### Data supplied
• • • • • • •

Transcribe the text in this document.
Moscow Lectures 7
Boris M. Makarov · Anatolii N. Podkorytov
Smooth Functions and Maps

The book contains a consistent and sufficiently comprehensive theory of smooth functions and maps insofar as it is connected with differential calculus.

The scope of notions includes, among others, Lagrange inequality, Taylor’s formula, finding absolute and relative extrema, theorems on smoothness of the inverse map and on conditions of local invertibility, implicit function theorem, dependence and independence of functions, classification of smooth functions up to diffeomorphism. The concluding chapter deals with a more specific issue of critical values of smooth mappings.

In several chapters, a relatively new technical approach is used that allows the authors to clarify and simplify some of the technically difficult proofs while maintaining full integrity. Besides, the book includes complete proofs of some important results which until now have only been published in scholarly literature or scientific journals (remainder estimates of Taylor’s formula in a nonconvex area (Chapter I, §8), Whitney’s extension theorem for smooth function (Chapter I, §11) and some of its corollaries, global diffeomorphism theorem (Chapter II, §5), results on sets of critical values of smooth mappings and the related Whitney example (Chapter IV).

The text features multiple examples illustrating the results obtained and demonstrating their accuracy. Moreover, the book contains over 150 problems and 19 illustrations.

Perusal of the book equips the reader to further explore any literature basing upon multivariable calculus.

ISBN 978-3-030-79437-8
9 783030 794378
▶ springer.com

• • • • • • •

### What you have to do
Quote every record above exactly.

### Result
Transcribe the text in this document.
Moscow Lectures 7
Boris M. Makarov · Anatolii N. Podkorytov
Smooth Functions and Maps

The book contains a consistent and sufficiently comprehensive theory of smooth functions and maps insofar as it is connected with differential calculus.

The scope of notions includes, among others, Lagrange inequality, Taylor’s formula, finding absolute and relative extrema, theorems on smoothness of the inverse map and on conditions of local invertibility, implicit function theorem, dependence and independence of functions, classification of smooth functions up to diffeomorphism. The concluding chapter deals with a more specific issue of critical values of smooth mappings.

In several chapters, a relatively new technical approach is used that allows the authors to clarify and simplify some of the technically difficult proofs while maintaining full integrity. Besides, the book includes complete proofs of some important results which until now have only been published in scholarly literature or scientific journals (remainder estimates of Taylor’s formula in a nonconvex area (Chapter I, §8), Whitney’s extension theorem for smooth function (Chapter I, §11) and some of its corollaries, global diffeomorphism theorem (Chapter II, §5), results on sets of critical values of smooth mappings and the related Whitney example (Chapter IV).

The text features multiple examples illustrating the results obtained and demonstrating their accuracy. Moreover, the book contains over 150 problems and 19 illustrations.

Perusal of the book equips the reader to further explore any literature basing upon multivariable calculus.

ISBN 978-3-030-79437-8
9 783030 794378
▶ springer.com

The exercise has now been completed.